## Task statement
Count lines, not occurrences: report how many lines in the records hold the string "ylabel", and nothing else.

Extracted data entries
________________________________________

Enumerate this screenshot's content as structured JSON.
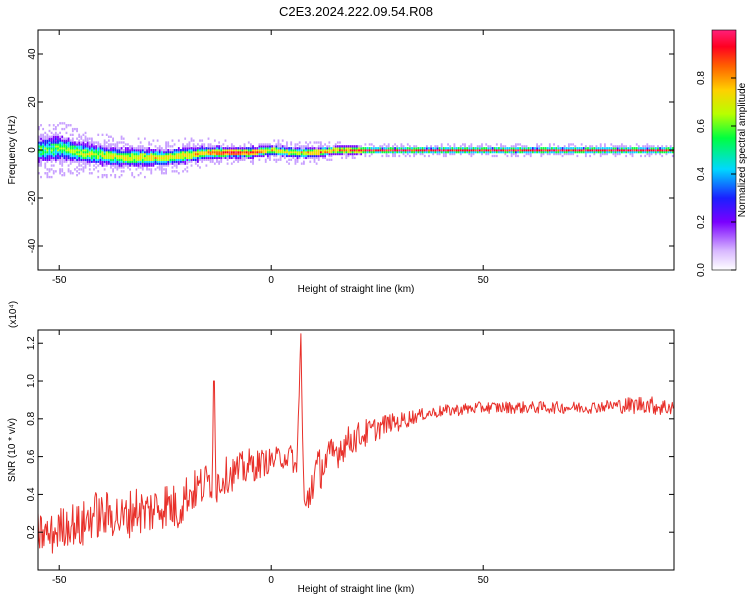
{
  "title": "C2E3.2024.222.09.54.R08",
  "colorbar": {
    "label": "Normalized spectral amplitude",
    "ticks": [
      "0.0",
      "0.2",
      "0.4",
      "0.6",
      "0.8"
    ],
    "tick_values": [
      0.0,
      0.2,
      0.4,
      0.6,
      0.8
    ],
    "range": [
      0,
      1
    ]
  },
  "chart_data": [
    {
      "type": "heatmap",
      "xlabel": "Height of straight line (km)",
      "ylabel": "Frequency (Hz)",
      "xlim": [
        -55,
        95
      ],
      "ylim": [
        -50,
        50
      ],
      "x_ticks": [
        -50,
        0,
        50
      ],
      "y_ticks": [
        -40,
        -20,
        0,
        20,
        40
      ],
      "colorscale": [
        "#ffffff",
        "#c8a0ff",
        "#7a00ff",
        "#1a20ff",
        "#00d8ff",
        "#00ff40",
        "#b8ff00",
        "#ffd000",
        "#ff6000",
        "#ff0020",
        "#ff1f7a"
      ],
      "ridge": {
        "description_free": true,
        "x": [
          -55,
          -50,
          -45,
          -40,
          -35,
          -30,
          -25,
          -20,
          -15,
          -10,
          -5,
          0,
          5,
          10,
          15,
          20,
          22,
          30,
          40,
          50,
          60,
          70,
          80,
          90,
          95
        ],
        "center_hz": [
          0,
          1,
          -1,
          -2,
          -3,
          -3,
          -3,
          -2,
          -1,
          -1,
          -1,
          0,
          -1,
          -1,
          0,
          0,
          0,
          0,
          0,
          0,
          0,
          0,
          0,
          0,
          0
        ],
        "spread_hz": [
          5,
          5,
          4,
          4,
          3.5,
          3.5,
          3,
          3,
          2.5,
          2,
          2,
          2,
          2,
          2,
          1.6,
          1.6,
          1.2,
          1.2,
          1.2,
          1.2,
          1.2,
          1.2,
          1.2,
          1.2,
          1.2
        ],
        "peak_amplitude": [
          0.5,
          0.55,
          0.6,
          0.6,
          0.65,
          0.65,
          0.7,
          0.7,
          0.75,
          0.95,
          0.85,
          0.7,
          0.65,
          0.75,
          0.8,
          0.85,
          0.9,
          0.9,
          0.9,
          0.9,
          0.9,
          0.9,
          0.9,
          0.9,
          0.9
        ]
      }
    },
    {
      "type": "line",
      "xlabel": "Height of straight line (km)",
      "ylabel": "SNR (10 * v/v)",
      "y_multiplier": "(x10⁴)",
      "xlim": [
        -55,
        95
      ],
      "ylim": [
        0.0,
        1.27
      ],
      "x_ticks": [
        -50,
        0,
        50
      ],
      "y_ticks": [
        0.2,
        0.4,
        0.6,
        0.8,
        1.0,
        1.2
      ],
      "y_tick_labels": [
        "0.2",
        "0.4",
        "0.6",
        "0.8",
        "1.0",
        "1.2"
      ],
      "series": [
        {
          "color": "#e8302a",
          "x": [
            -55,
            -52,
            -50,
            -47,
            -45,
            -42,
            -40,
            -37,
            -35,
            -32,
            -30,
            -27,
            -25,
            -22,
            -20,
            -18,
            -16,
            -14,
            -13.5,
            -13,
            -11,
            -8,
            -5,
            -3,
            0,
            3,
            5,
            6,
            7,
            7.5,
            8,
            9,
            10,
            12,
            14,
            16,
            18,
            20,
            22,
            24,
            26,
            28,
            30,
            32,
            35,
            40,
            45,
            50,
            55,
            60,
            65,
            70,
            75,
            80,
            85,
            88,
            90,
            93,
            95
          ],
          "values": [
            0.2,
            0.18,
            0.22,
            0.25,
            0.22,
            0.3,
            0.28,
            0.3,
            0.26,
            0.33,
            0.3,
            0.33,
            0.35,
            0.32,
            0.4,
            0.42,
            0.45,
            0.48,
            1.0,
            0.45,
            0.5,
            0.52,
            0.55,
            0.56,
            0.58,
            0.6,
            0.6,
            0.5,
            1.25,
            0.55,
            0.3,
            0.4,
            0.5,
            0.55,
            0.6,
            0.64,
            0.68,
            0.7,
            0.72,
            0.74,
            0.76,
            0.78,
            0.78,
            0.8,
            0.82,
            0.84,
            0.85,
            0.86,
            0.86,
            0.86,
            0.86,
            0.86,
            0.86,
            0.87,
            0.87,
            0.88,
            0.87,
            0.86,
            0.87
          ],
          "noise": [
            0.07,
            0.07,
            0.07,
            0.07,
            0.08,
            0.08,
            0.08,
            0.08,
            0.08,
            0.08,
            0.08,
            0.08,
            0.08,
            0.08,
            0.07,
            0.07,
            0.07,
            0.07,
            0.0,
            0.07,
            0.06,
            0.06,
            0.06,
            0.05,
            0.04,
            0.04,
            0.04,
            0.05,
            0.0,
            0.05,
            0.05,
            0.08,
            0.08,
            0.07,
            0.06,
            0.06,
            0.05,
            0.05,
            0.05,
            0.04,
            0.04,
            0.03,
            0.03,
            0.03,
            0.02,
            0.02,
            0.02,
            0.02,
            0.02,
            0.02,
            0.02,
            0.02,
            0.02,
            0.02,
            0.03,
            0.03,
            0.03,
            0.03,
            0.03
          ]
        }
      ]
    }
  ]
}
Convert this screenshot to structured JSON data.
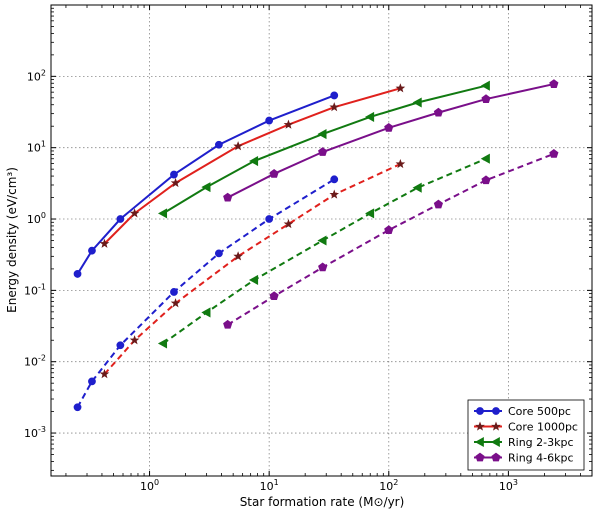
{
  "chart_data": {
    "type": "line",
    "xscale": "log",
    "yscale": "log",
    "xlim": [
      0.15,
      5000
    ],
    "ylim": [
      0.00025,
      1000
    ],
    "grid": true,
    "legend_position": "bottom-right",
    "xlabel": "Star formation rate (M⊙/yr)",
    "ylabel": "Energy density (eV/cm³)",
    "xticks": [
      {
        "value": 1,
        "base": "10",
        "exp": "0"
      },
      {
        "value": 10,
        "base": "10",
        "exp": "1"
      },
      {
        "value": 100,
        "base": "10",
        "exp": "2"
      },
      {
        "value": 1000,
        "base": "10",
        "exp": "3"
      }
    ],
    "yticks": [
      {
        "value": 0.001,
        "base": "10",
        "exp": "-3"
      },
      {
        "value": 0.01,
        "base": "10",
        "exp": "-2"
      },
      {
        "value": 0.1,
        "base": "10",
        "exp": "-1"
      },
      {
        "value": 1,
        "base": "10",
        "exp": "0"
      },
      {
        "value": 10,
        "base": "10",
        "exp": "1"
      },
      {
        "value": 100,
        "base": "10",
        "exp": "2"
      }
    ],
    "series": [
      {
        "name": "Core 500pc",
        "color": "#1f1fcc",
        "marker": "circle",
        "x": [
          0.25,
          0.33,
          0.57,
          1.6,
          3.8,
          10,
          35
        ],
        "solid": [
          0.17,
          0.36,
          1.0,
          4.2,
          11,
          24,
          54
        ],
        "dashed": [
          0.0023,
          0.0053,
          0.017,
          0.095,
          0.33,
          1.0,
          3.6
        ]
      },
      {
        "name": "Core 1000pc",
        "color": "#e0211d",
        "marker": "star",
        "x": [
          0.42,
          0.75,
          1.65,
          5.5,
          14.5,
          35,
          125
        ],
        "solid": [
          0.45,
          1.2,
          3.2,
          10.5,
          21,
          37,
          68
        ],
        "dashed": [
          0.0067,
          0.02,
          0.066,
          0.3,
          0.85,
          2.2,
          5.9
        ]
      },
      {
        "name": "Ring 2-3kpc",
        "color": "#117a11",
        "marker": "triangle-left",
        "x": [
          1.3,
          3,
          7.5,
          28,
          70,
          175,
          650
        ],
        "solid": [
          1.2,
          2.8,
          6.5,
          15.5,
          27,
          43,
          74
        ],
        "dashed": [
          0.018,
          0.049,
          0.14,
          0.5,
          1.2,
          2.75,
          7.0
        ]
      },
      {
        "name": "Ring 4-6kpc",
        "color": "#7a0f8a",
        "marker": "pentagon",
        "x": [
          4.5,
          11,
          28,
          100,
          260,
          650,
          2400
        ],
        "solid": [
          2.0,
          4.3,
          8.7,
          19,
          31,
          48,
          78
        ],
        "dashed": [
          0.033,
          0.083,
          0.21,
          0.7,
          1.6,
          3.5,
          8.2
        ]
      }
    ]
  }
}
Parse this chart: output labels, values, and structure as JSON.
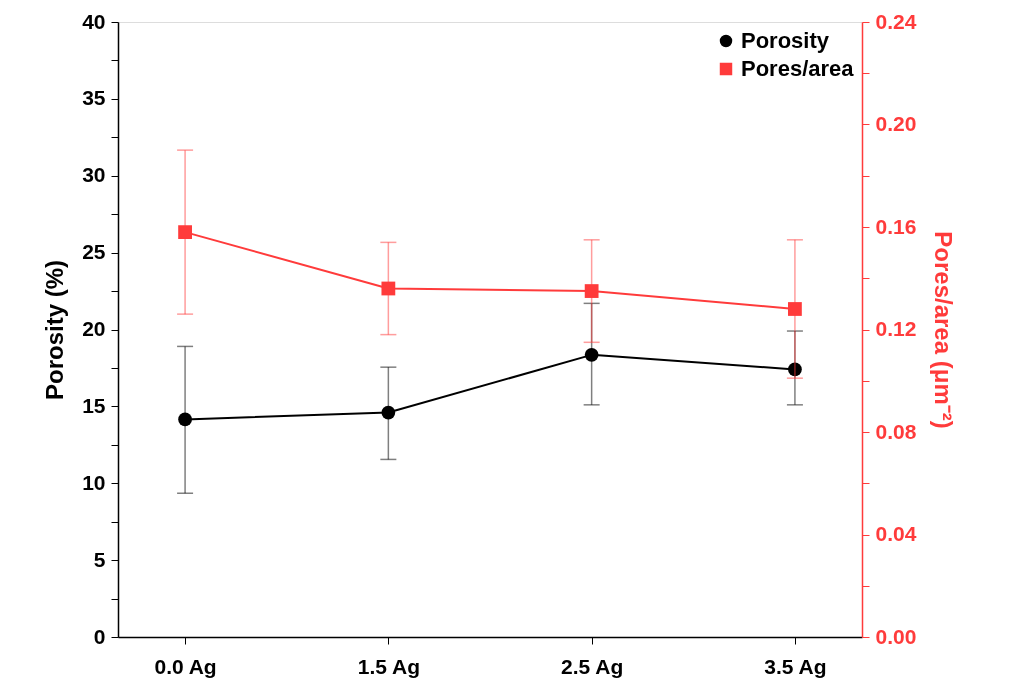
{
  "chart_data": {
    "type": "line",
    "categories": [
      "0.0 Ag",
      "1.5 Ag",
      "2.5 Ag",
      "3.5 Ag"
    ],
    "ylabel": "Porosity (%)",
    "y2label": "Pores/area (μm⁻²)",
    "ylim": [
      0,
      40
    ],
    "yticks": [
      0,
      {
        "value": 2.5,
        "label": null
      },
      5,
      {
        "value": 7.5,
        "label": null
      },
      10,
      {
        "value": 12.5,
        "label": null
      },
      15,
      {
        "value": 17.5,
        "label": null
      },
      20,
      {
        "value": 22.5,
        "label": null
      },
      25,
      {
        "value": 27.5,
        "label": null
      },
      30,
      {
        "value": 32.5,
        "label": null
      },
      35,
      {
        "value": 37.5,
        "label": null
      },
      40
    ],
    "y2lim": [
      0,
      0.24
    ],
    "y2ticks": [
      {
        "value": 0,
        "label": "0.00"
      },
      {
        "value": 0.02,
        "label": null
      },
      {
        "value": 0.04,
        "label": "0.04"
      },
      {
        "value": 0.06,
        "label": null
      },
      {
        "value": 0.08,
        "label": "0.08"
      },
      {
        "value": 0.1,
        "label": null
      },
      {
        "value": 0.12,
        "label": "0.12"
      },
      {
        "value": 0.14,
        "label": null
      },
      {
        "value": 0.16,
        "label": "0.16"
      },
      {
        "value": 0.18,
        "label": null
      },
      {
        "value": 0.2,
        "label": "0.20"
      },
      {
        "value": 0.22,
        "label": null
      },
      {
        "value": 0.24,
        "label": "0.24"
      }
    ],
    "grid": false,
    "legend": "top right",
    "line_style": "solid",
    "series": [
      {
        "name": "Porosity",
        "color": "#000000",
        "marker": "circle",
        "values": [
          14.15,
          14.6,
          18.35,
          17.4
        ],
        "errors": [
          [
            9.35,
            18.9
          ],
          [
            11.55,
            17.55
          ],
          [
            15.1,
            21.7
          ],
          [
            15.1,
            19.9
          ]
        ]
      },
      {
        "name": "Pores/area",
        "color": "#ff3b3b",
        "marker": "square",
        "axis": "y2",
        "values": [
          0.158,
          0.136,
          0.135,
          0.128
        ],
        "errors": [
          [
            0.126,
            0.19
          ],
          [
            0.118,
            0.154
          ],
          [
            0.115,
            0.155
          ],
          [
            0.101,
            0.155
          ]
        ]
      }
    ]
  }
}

________________________________________

## Full output
4